(Problem set):
1/ In the headline classifier notebook, extract the passage starting at "Publish_date doesn't seem" and ending at "on the text.".
2/ Answer these from the headline classifier notebook:
(a) Which column is dropped from the dataframe?
(b) How many categories have occurred more than 10000 times?
(c) How many headlines does the news category correspond to?

(Page):
-*-

The objective of this notebook is to serve as an introduction to go about building a headlines classifier using transfer learning (more specifically, ULMFiT).

In this notebook, we will go over the following topics
1. What is imbalanced data and why is it bad?
2. What is transfer learning?
3. How to use fast.ai to train a headline classifier model quickly and easily with the help of transfer learning?

Begin with importing the libraries that we will for preliminary data analysis.

In [None]:
import numpy as np
import pandas as pd
import matplotlib.pyplot as plt
import seaborn as sns

Import the csv file as a pandas dataframe, and check what the data looks like - 

In [None]:
df = pd.read_csv('../input/ireland-historical-news/irishtimes-date-text.csv')
df.head()

Publish_date doesn't seem like it would be very useful in classifying the headline_text as headline_category, so we'll drop that column and see what our new dataframe looks like. Besides, the goal of this kernel is to classify headlines only based on the text.

In [None]:
try:
    df = df.drop('publish_date', axis=1)
except:
    #already dropped
    pass

df.head()

Let's see how many unique categories are there, and how many samples each of those have using value_counts (returns the values and their counts) of a pandas Series.

In [None]:
df['headline_category'].value_counts()

Seems like a lot. Let's find out how many exactly...

In [None]:
print(len(df['headline_category'].value_counts()))

That's certainly a lot, but most of them probably have very less frequencies. Let's see how many categories exist that have occured at least 10000 times in the sample.

In [None]:
filtered_df = df[df.groupby('headline_category').headline_category.transform(len)>10000]
print(len(filtered_df['headline_category'].value_counts()))

21 seems to be a lot more reasonable for news classifications. Let's check what they are.

In [None]:
filtered_df['headline_category'].value_counts()

In [None]:
plt.figure(figsize=(20,20))
f = sns.countplot(filtered_df['headline_category'])
f.set_xticklabels(f.get_xticklabels(), rotation=20, ha="right");

# Unbalanced Data

Looks like there are a lot of overlapping categories. 5 business categories, lots of news categories and 3 sports categories. You can combine them and implement the model and compare the results (you will probably get a higher accuracy since similar classes are merged into one, which are the ones our model will often get wrong), but here I have kept them separate.

That issue aside, we have a big problem here that is clearly shown by the count plot. There are way too many headlines classified as news (and to some extent, sports and business), compared to the others. 

**Why is this a problem?**

Well, suppose we want to predict the class without knowing any data -- the chance is 1/21 i.e. 4.76%. Pretty low. Your model can predict a random class and it'll only get 4.76% accuracy.

Now, suppose we feed this data to our model with a validation test that is also so skewed. Most of the models will start to predict news or sports or business on every headline. 
Why is that? For that, let's see how much % of our headlines is 'news'. According to the csv, we have 1.43 million rows. And from the above value_counts, we have found that news corresponds to 574774 of headlines. 

574774/1430000 = 40.19%
So even if the model were to predict that every single headline belongs to the 'news' category, it would have 40.19% accuracy. Now, if it learns the difference between only the major 3 categories -- 'news', 'sports' and 'business', it can reach about 60% accuracy.

-*-

(Material provided):
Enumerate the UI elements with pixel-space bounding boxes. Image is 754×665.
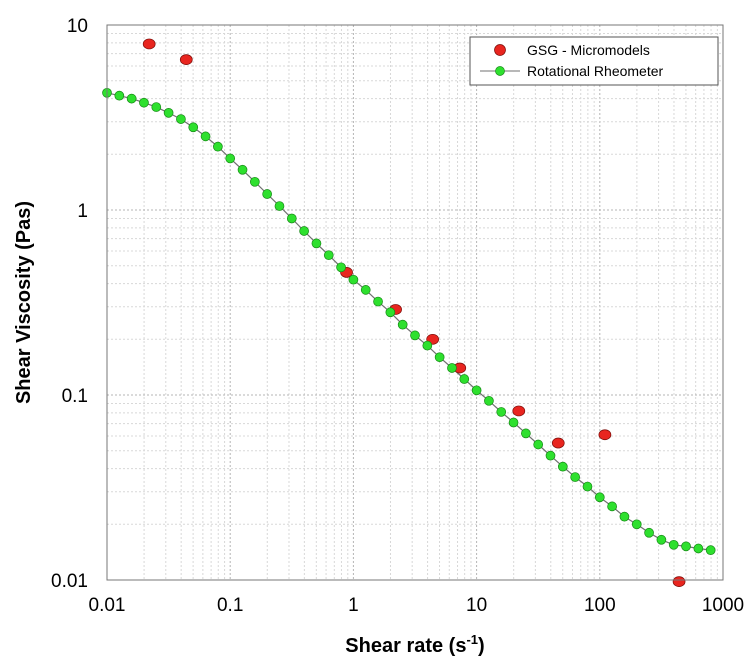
rheometer-data-point xyxy=(681,541,691,552)
rheometer-data-point xyxy=(176,114,186,124)
rheometer-data-point xyxy=(151,102,162,112)
rheometer-data-point xyxy=(126,93,137,104)
rheometer-data-point xyxy=(286,213,297,224)
rheometer-data-point xyxy=(385,307,396,318)
rheometer-data-point xyxy=(373,296,383,307)
x-axis-title: Shear rate (s-1) xyxy=(345,632,484,657)
legend-marker-rheometer xyxy=(495,66,505,76)
rheometer-line xyxy=(106,92,711,551)
rheometer-data-point xyxy=(570,472,581,482)
x-axis-title-end: ) xyxy=(478,635,485,657)
rheometer-data-point xyxy=(225,153,236,164)
rheometer-data-point xyxy=(237,164,248,175)
rheometer-data-point xyxy=(693,543,704,554)
rheometer-data-point xyxy=(336,262,346,273)
rheometer-data-point xyxy=(521,428,531,439)
rheometer-data-point xyxy=(213,141,223,152)
x-axis-title-sup: -1 xyxy=(466,632,478,647)
y-axis-title: Shear Viscosity (Pas) xyxy=(13,201,35,404)
gsg-data-point xyxy=(142,38,156,50)
tick-labels: 0.01 0.1 1 10 100 1000 0.01 0.1 1 10 xyxy=(51,16,744,616)
rheometer-data-point xyxy=(410,330,420,341)
rheometer-data-point xyxy=(496,407,507,417)
rheometer-data-point xyxy=(299,226,309,236)
series-layer xyxy=(102,38,716,587)
x-tick-label: 0.1 xyxy=(217,595,243,616)
legend-box xyxy=(469,36,719,86)
gsg-data-point xyxy=(598,429,612,441)
rheometer-data-point xyxy=(434,352,445,363)
legend-label-rheometer: Rotational Rheometer xyxy=(527,63,664,79)
grid xyxy=(107,25,723,580)
rheometer-data-point xyxy=(163,108,174,118)
gsg-data-point xyxy=(551,437,565,449)
rheometer-data-point xyxy=(619,511,630,522)
rheometer-data-point xyxy=(447,363,457,373)
rheometer-data-point xyxy=(668,539,679,550)
x-tick-label: 1 xyxy=(348,595,359,616)
x-axis-title-main: Shear rate (s xyxy=(345,635,466,657)
rheometer-data-point xyxy=(705,545,716,555)
rheometer-data-point xyxy=(607,501,617,512)
gsg-data-point xyxy=(672,576,686,587)
legend-label-gsg: GSG - Micromodels xyxy=(527,42,650,58)
rheometer-data-point xyxy=(594,492,605,503)
rheometer-data-point xyxy=(557,461,568,472)
x-tick-label: 100 xyxy=(584,595,616,616)
gsg-data-point xyxy=(179,54,193,65)
x-tick-label: 1000 xyxy=(702,595,744,616)
y-tick-label: 10 xyxy=(67,16,88,37)
rheometer-data-point xyxy=(262,189,273,199)
rheometer-data-point xyxy=(200,131,211,142)
rheometer-data-point xyxy=(422,340,433,351)
legend-marker-gsg xyxy=(494,44,506,56)
rheometer-data-point xyxy=(397,319,408,330)
rheometer-data-point xyxy=(311,238,322,249)
rheometer-data-point xyxy=(323,250,334,261)
rheometer-data-point xyxy=(644,527,654,538)
rheometer-data-point xyxy=(533,439,544,450)
rheometer-data-point xyxy=(274,201,285,211)
x-tick-label: 0.01 xyxy=(89,595,126,616)
rheometer-data-point xyxy=(459,374,470,384)
rheometer-data-point xyxy=(139,97,149,108)
y-tick-label: 0.01 xyxy=(51,571,88,592)
rheometer-data-point xyxy=(360,285,371,295)
rheometer-data-point xyxy=(508,417,519,428)
y-tick-label: 0.1 xyxy=(62,386,88,407)
y-tick-label: 1 xyxy=(77,201,88,222)
rheometer-data-point xyxy=(114,90,125,101)
legend: GSG - Micromodels Rotational Rheometer xyxy=(469,36,719,86)
rheometer-data-point xyxy=(249,176,260,187)
x-tick-label: 10 xyxy=(466,595,487,616)
rheometer-data-point xyxy=(631,519,642,530)
rheometer-data-point xyxy=(471,385,482,396)
rheometer-data-point xyxy=(545,450,556,461)
plot-frame xyxy=(106,24,724,581)
rheometer-data-point xyxy=(188,122,199,133)
gsg-data-point xyxy=(512,405,526,417)
rheometer-data-point xyxy=(582,481,593,492)
rheometer-data-point xyxy=(348,274,359,285)
rheometer-data-point xyxy=(484,395,494,406)
rheometer-data-point xyxy=(656,534,667,545)
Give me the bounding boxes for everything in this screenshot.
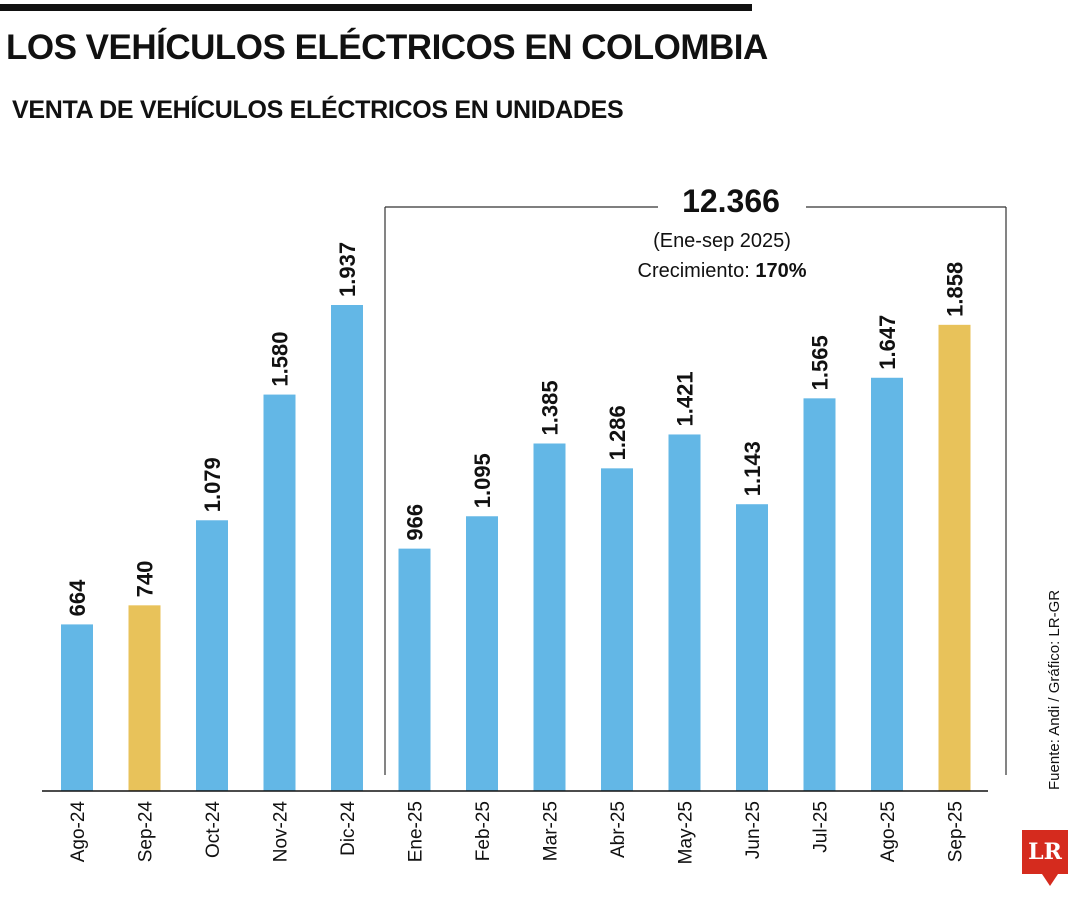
callout-growth-label: Crecimiento:: [638, 260, 756, 282]
bar-abr-25: [601, 468, 633, 791]
value-label-feb-25: 1.095: [470, 453, 495, 508]
value-label-ago-25: 1.647: [875, 315, 900, 370]
callout-growth: Crecimiento: 170%: [638, 260, 807, 282]
callout-total: 12.366: [682, 183, 780, 219]
bar-oct-24: [196, 520, 228, 791]
bar-nov-24: [263, 394, 296, 791]
value-label-abr-25: 1.286: [605, 405, 630, 460]
callout-growth-value: 170%: [755, 260, 806, 282]
bar-ago-25: [871, 377, 903, 791]
value-label-oct-24: 1.079: [200, 457, 225, 512]
bar-jul-25: [803, 398, 836, 791]
tick-label-jun-25: Jun-25: [743, 801, 764, 859]
value-label-ene-25: 966: [403, 504, 428, 541]
lr-logo-tail: [1042, 874, 1058, 886]
tick-label-abr-25: Abr-25: [608, 801, 629, 858]
bars-layer: [61, 305, 971, 791]
tick-label-feb-25: Feb-25: [473, 801, 494, 861]
bar-sep-25: [938, 324, 971, 791]
bar-ene-25: [398, 548, 431, 791]
top-rule: [0, 4, 752, 11]
value-label-may-25: 1.421: [673, 371, 698, 426]
value-label-jun-25: 1.143: [740, 441, 765, 496]
tick-label-oct-24: Oct-24: [203, 801, 224, 858]
source-credit: Fuente: Andi / Gráfico: LR-GR: [1046, 589, 1063, 790]
value-labels-layer: 664 740 1.079 1.580 1.937 966 1.095 1.385 1.286 1…: [65, 242, 968, 616]
bar-ago-24: [61, 624, 93, 791]
bar-dic-24: [331, 305, 363, 791]
value-label-dic-24: 1.937: [335, 242, 360, 297]
bar-mar-25: [533, 443, 566, 791]
tick-label-ago-24: Ago-24: [68, 801, 89, 863]
bar-sep-24: [128, 605, 161, 791]
tick-label-jul-25: Jul-25: [811, 801, 832, 853]
chart-subtitle: VENTA DE VEHÍCULOS ELÉCTRICOS EN UNIDADE…: [12, 96, 624, 124]
bar-feb-25: [466, 516, 498, 791]
value-label-sep-25: 1.858: [943, 262, 968, 317]
period-bracket: [384, 206, 1007, 775]
tick-label-sep-24: Sep-24: [136, 801, 157, 863]
tick-label-nov-24: Nov-24: [271, 801, 292, 863]
tick-label-dic-24: Dic-24: [338, 801, 359, 856]
tick-label-may-25: May-25: [676, 801, 697, 864]
value-label-nov-24: 1.580: [268, 332, 293, 387]
tick-label-ago-25: Ago-25: [878, 801, 899, 862]
lr-logo: LR: [1022, 830, 1068, 874]
value-label-mar-25: 1.385: [538, 380, 563, 435]
bar-jun-25: [736, 504, 768, 791]
tick-labels-layer: Ago-24 Sep-24 Oct-24 Nov-24 Dic-24 Ene-25 Feb-…: [68, 801, 967, 865]
callout-period: (Ene-sep 2025): [653, 230, 791, 252]
value-label-sep-24: 740: [133, 561, 158, 598]
tick-label-sep-25: Sep-25: [946, 801, 967, 862]
bar-may-25: [668, 434, 701, 791]
tick-label-mar-25: Mar-25: [541, 801, 562, 861]
value-label-jul-25: 1.565: [808, 335, 833, 390]
page-title: LOS VEHÍCULOS ELÉCTRICOS EN COLOMBIA: [6, 28, 768, 67]
tick-label-ene-25: Ene-25: [406, 801, 427, 862]
value-label-ago-24: 664: [65, 579, 90, 616]
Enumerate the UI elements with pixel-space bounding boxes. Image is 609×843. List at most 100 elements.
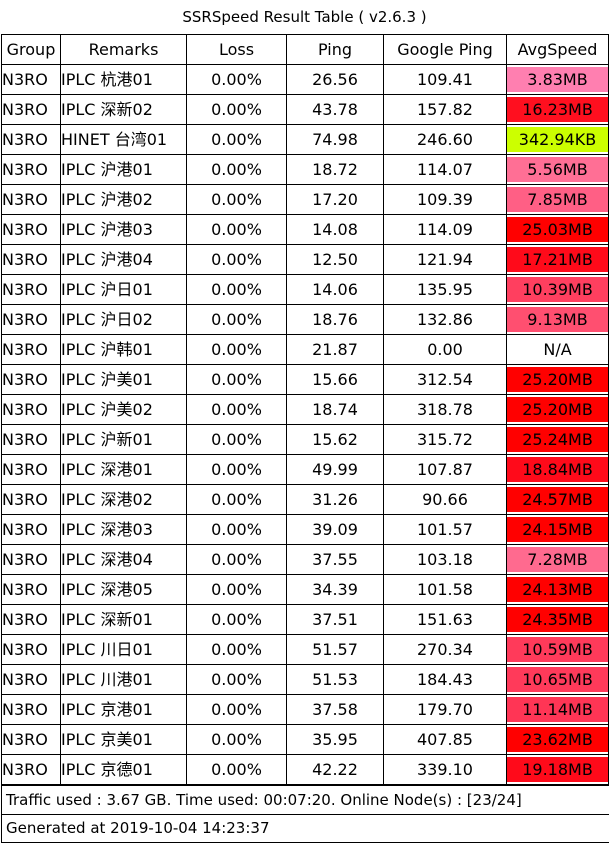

-*-

(Answers given):
1/
Publish_date doesn't seem like it would be very useful in classifying the headline_text as headline_category, so we'll drop that column and see what our new dataframe looks like. Besides, the goal of this kernel is to classify headlines only based on the text.

2/
(a) publish_date
(b) 21
(c) 574774